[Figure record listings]
+---+
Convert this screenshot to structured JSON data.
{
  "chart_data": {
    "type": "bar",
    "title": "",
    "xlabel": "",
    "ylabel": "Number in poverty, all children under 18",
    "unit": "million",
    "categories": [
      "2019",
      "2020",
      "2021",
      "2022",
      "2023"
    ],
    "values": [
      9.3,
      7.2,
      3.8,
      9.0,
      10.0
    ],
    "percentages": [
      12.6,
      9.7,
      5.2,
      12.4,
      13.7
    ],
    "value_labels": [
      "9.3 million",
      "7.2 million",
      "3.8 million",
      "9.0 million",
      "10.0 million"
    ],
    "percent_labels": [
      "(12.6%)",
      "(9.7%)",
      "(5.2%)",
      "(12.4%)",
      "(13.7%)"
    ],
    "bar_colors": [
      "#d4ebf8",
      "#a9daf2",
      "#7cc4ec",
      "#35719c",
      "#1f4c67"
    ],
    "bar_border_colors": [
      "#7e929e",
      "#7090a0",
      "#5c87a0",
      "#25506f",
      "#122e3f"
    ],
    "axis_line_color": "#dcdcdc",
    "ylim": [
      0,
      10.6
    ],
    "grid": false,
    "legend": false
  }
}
+---+
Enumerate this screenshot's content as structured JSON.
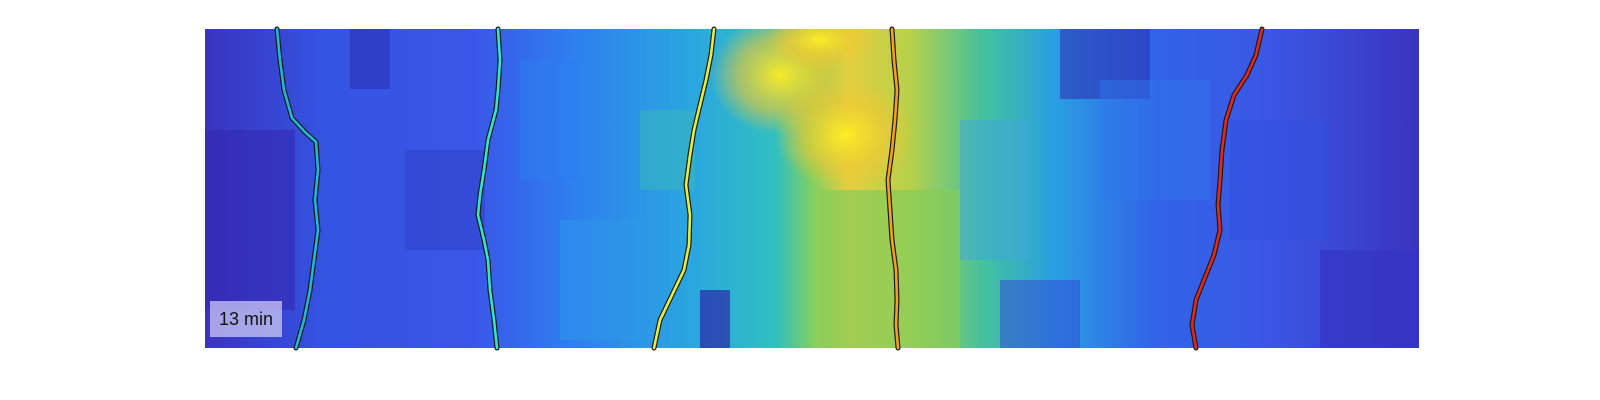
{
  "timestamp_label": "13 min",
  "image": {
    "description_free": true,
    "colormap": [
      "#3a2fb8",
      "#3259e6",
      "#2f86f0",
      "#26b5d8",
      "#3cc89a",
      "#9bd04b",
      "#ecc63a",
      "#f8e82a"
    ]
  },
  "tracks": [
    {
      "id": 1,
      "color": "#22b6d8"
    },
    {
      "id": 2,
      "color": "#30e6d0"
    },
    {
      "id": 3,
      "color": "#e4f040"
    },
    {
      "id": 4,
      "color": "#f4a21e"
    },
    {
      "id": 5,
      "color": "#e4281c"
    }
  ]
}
+---+
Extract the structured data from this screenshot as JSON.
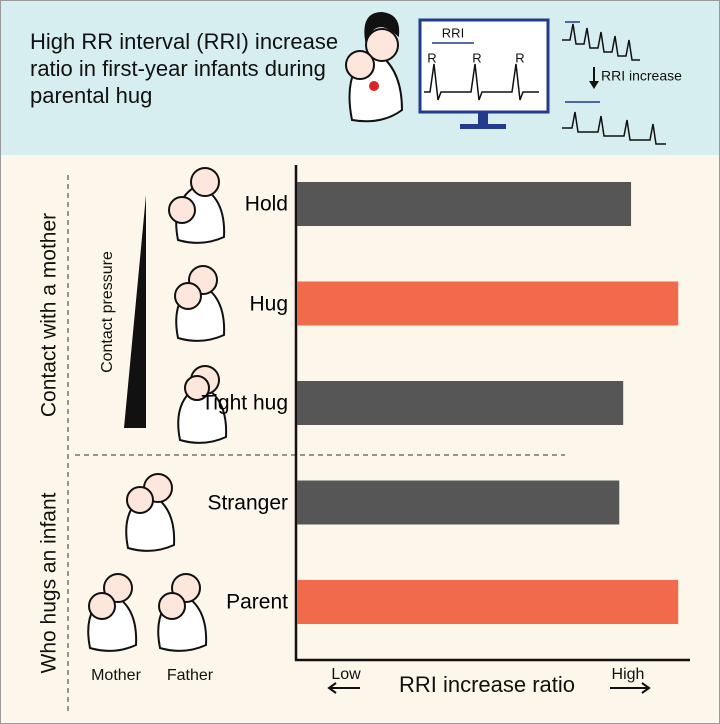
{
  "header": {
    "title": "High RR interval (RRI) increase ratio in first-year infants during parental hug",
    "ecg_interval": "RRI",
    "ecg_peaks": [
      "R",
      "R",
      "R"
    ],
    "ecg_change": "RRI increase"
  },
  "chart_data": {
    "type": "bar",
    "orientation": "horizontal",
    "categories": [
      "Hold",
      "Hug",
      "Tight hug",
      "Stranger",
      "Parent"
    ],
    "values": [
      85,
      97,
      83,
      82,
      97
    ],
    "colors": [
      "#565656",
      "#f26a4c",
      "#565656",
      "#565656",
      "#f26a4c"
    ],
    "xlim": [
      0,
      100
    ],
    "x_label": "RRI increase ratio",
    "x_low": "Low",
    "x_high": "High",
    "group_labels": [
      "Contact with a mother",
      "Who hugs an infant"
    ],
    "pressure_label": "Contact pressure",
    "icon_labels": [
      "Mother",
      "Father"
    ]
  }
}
+---+
- Aim of the exercise -
Locate and copy each line in the data above that includes the word "this".

- Answer to the task -
Convert this screenshot to structured JSON data.
Enumerate this screenshot's content as structured JSON.
Extract the structured data from this screenshot as JSON.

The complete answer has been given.